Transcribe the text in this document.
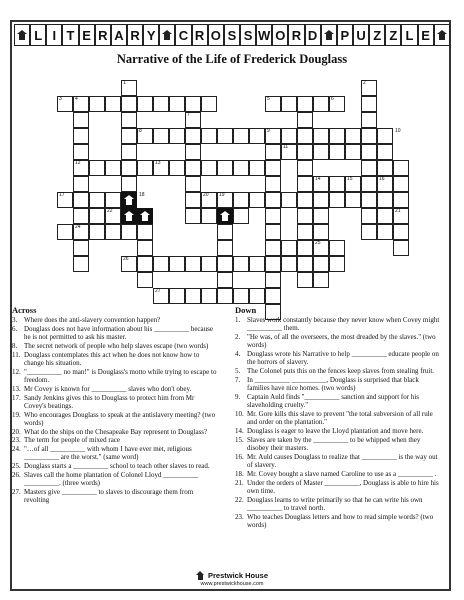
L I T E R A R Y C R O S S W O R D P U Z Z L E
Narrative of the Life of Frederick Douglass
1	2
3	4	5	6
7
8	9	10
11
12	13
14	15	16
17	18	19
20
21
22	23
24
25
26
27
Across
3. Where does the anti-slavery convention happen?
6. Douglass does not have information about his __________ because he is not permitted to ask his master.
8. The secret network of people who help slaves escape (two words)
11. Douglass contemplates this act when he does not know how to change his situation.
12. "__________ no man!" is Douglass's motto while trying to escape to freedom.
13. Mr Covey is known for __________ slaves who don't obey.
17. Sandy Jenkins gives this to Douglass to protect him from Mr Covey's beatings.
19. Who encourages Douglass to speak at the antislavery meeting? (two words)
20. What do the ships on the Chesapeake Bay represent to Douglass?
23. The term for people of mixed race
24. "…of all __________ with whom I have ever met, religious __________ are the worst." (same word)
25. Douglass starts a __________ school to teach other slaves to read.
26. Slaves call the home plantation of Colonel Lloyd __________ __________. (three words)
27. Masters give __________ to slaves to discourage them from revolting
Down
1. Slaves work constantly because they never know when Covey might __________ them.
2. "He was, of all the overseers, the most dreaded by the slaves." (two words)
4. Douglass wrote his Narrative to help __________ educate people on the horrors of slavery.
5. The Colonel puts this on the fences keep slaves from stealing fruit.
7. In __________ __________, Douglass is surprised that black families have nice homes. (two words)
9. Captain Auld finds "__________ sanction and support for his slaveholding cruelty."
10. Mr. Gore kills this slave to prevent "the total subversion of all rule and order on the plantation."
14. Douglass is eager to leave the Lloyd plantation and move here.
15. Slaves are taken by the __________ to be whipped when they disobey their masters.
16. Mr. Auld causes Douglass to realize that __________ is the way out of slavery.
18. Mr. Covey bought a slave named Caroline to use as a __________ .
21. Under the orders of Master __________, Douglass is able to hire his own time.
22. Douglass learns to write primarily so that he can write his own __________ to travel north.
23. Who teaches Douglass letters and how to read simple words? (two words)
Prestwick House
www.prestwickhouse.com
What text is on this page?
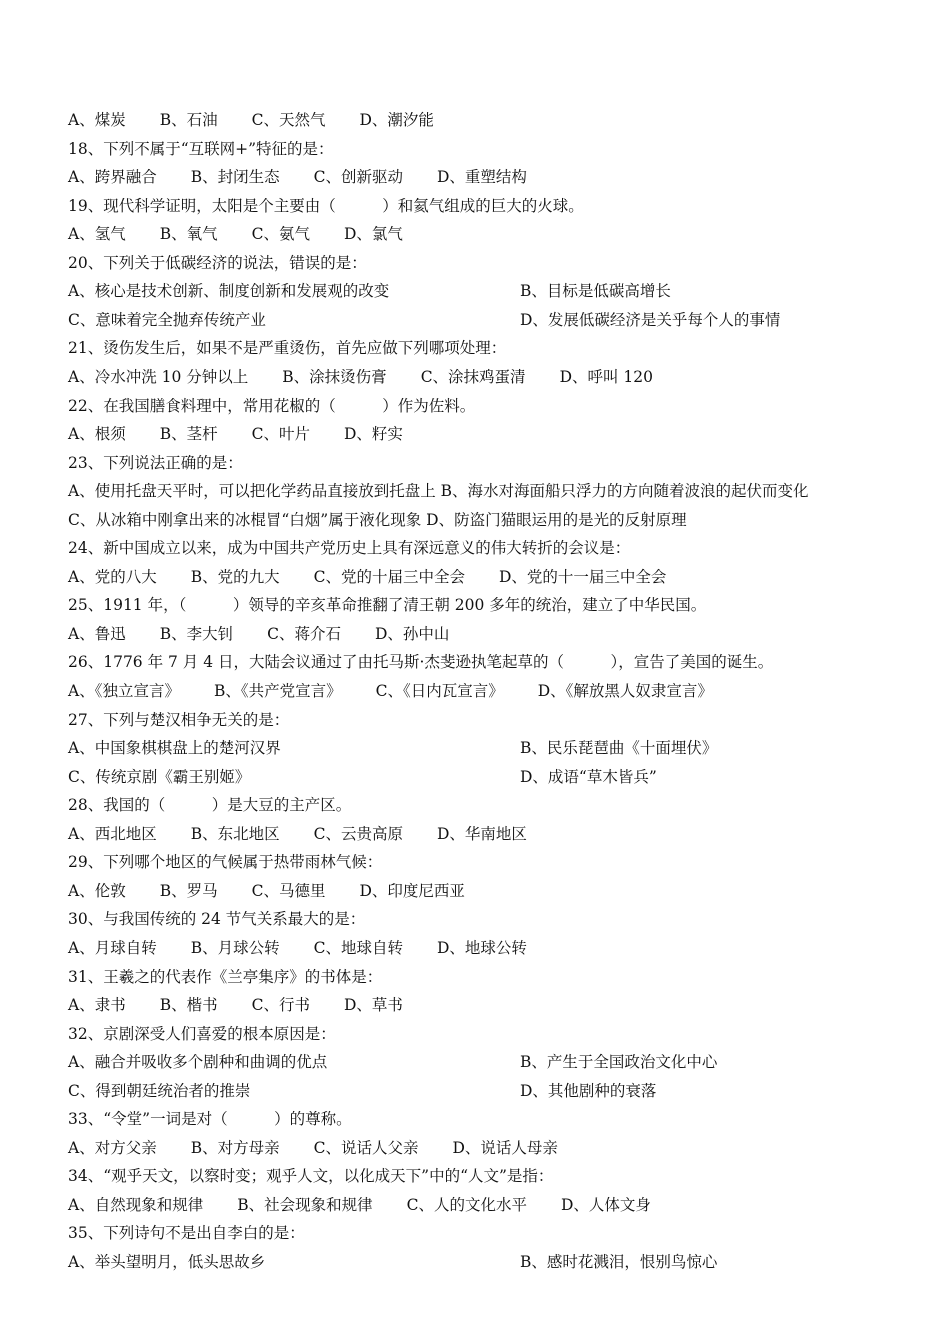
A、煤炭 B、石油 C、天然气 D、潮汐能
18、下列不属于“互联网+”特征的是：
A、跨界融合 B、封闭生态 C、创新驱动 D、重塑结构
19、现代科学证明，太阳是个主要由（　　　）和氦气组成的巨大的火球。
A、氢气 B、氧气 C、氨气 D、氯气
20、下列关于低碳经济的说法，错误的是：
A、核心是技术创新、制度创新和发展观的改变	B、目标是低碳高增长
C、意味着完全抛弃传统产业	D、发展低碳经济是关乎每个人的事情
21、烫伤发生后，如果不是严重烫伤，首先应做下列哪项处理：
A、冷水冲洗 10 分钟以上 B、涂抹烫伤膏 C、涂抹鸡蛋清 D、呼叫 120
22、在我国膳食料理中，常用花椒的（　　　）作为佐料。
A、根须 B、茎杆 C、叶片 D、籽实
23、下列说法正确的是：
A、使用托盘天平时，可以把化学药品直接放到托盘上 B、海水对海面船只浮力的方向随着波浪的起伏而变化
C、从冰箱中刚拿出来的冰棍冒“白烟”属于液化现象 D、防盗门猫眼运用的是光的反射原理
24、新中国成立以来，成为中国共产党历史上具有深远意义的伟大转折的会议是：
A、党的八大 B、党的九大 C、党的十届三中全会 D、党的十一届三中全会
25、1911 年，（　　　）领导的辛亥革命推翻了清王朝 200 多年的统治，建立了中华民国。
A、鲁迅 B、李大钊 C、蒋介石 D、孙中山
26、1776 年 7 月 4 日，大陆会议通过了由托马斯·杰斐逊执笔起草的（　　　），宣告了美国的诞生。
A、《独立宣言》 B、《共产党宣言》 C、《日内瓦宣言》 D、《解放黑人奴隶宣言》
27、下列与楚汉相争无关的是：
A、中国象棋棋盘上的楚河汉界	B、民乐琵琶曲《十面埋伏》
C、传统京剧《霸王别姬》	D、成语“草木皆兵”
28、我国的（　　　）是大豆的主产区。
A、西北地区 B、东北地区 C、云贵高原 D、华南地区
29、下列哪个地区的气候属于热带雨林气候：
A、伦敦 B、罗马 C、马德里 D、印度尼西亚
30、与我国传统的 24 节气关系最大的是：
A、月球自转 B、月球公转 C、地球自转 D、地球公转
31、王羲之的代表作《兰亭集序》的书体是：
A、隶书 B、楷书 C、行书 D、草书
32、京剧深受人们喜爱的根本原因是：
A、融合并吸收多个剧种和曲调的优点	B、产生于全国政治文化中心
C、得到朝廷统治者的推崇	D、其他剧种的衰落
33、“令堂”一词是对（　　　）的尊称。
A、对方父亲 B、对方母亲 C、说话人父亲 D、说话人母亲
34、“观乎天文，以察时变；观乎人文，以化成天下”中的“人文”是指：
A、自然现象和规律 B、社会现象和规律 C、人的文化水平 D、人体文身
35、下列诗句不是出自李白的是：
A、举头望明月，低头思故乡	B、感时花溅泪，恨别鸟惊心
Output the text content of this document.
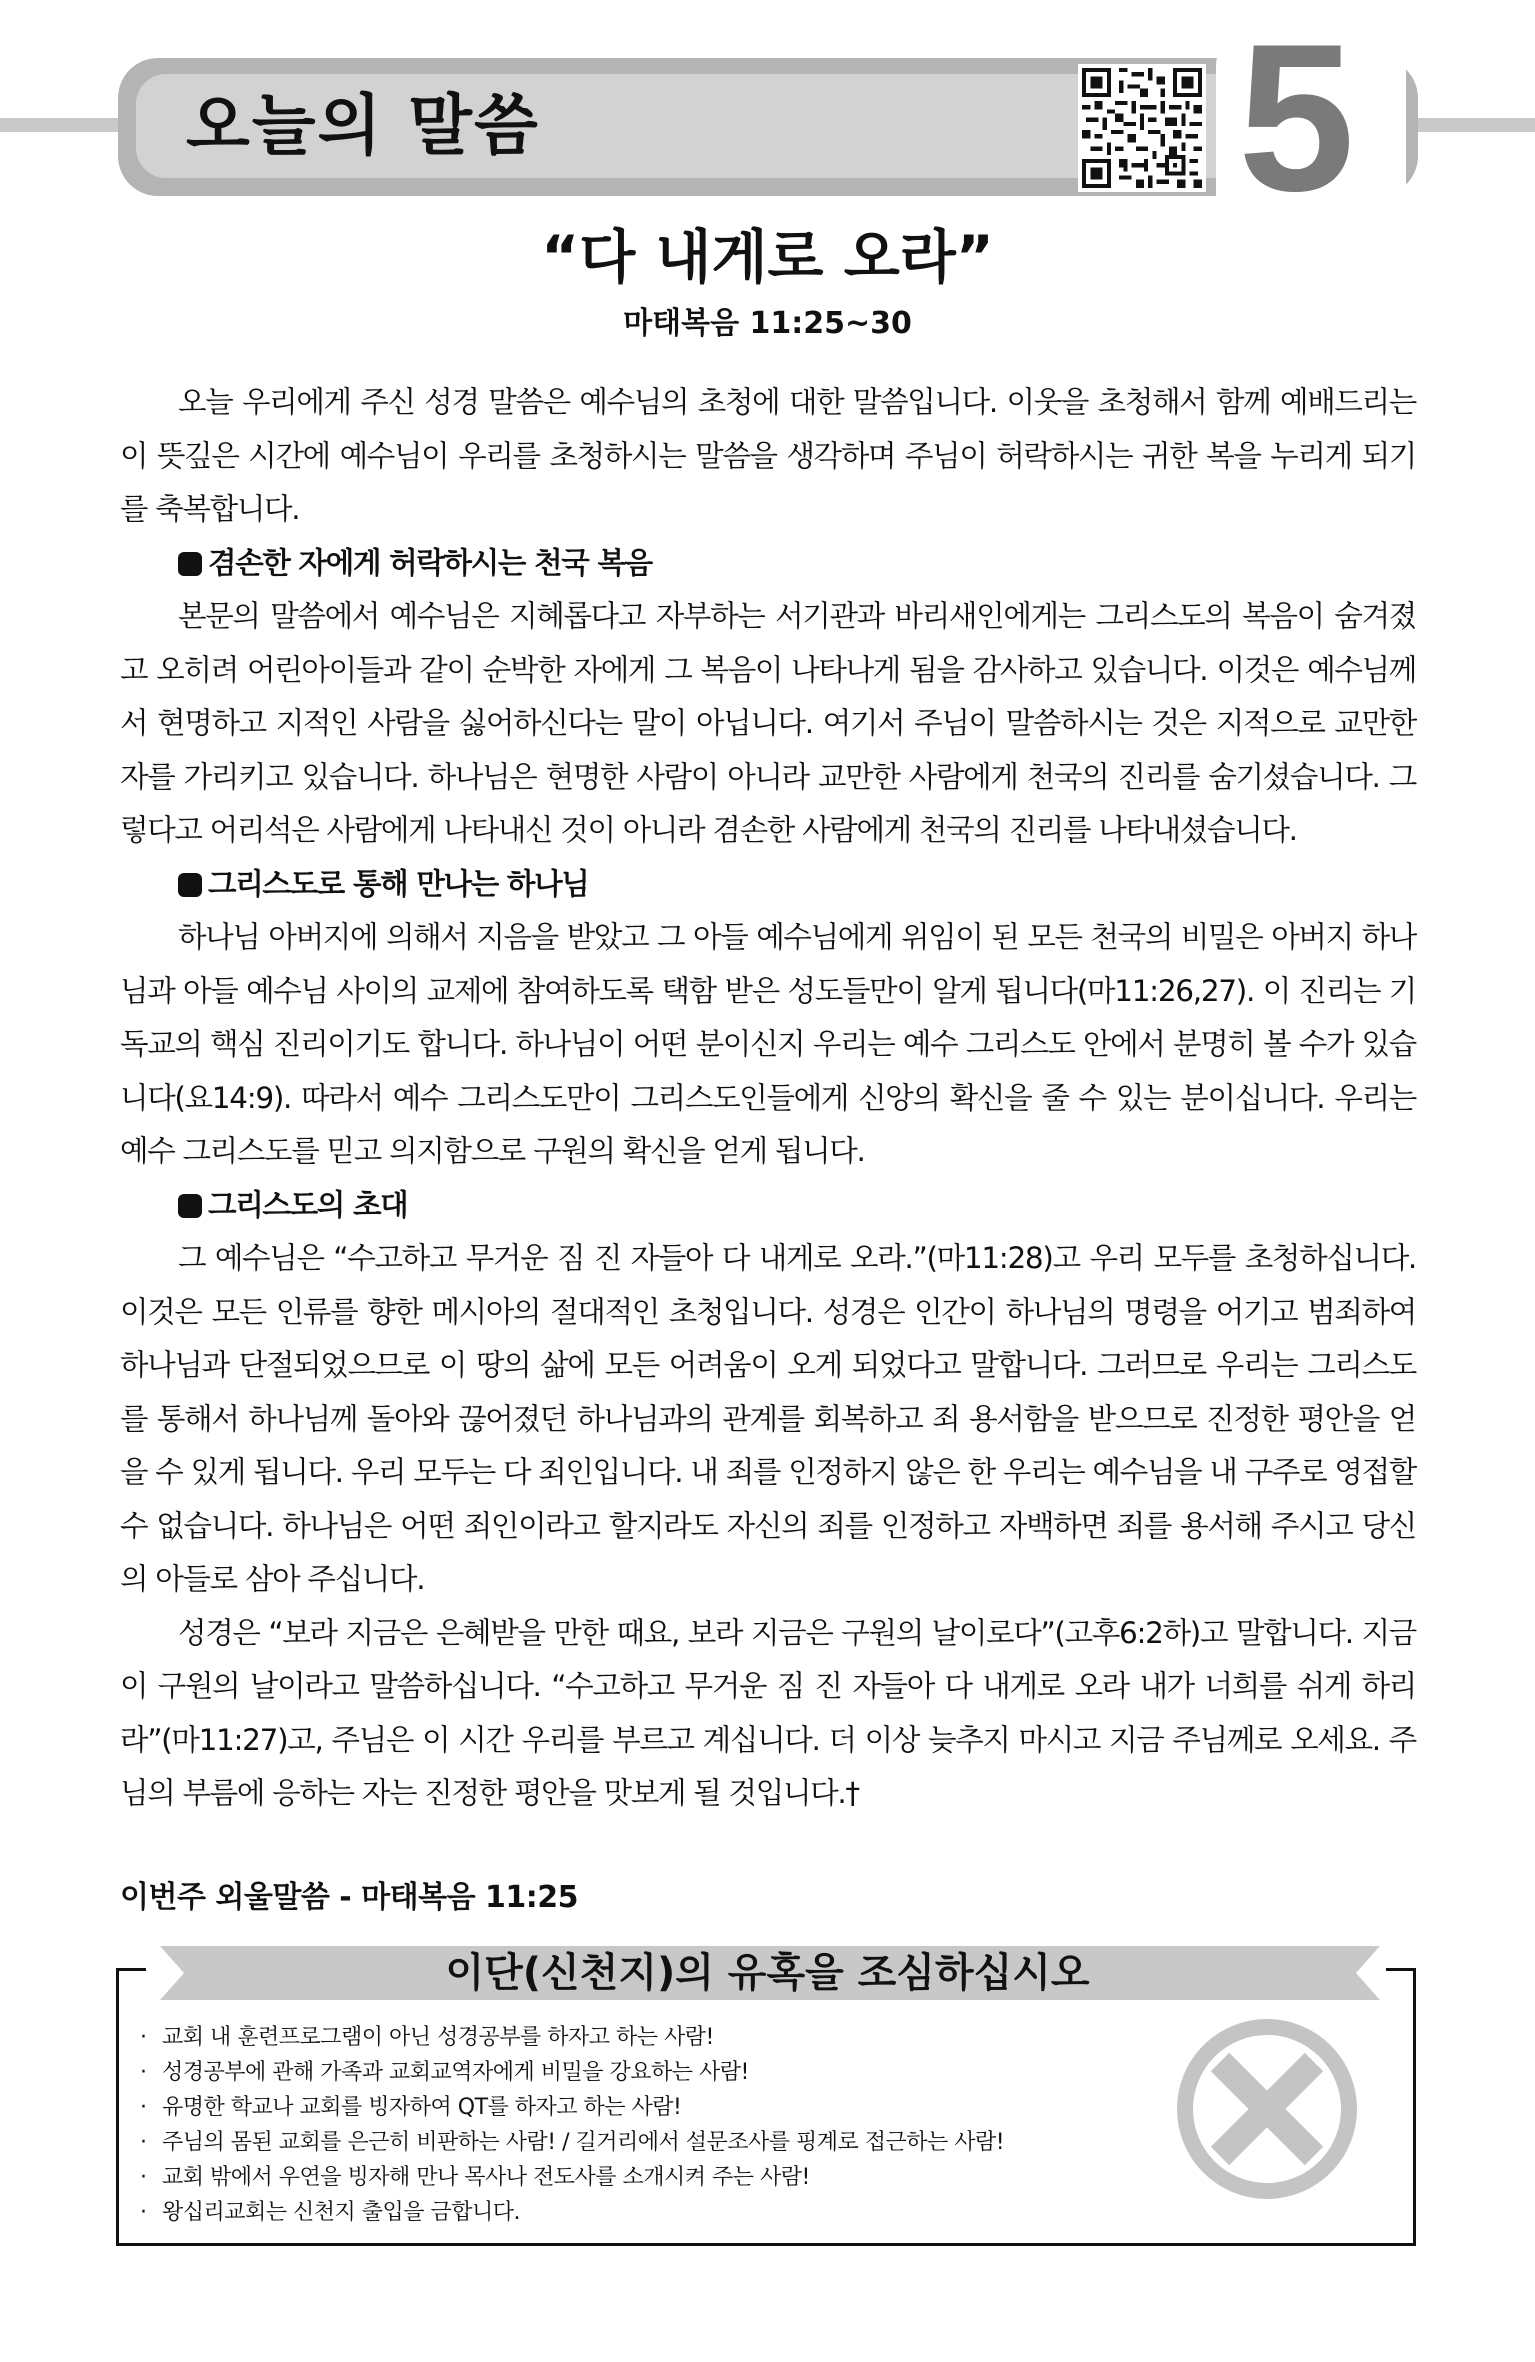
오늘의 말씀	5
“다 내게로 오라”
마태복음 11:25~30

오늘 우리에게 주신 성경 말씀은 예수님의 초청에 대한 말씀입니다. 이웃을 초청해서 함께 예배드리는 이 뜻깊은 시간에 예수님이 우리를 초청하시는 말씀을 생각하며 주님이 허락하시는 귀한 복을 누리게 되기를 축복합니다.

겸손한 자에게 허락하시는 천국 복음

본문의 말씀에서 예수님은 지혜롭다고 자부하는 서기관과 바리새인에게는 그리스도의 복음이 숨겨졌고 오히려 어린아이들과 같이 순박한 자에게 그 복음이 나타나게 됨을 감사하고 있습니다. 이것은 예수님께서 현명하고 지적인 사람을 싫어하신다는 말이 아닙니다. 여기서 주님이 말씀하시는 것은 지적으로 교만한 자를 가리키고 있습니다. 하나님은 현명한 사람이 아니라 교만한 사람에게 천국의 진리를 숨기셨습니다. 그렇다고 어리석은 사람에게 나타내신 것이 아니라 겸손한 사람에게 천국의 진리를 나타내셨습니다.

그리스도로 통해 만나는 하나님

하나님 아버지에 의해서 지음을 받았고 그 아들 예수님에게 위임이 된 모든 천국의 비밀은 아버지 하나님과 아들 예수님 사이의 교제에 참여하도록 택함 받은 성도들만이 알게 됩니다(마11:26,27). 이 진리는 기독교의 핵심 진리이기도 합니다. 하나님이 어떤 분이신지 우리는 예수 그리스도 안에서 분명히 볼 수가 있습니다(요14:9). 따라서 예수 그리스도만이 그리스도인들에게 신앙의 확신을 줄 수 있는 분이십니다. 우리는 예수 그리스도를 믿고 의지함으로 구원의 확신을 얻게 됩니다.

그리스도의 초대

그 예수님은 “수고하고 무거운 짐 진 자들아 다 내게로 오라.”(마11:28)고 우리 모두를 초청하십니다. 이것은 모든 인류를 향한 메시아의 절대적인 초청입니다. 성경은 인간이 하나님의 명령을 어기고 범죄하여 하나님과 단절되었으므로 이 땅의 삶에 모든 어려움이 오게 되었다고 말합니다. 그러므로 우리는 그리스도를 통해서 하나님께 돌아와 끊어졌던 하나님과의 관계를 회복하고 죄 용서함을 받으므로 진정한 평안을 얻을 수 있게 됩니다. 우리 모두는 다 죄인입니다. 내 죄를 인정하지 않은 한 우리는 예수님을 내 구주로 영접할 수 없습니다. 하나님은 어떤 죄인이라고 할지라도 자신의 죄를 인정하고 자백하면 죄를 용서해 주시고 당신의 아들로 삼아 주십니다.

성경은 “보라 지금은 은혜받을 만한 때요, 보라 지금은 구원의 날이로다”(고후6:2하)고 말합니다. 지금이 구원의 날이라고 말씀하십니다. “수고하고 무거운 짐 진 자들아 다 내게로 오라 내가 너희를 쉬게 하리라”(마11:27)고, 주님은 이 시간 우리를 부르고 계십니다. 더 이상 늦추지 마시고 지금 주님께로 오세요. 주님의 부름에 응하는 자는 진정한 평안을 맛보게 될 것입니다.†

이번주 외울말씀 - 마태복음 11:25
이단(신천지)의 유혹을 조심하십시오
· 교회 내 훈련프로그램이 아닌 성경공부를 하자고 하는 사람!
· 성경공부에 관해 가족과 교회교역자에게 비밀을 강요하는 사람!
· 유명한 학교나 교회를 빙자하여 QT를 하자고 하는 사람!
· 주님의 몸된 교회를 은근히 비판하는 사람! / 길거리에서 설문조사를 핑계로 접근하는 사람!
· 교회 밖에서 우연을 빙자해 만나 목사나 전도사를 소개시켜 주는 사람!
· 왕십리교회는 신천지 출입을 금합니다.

### [Written instruction]
In the records above, find the lines containing "그리스도의" and copy them.

### [Exercise response]
본문의 말씀에서 예수님은 지혜롭다고 자부하는 서기관과 바리새인에게는 그리스도의 복음이 숨겨졌고 오히려 어린아이들과 같이 순박한 자에게 그 복음이 나타나게 됨을 감사하고 있습니다. 이것은 예수님께서 현명하고 지적인 사람을 싫어하신다는 말이 아닙니다. 여기서 주님이 말씀하시는 것은 지적으로 교만한 자를 가리키고 있습니다. 하나님은 현명한 사람이 아니라 교만한 사람에게 천국의 진리를 숨기셨습니다. 그렇다고 어리석은 사람에게 나타내신 것이 아니라 겸손한 사람에게 천국의 진리를 나타내셨습니다.
그리스도의 초대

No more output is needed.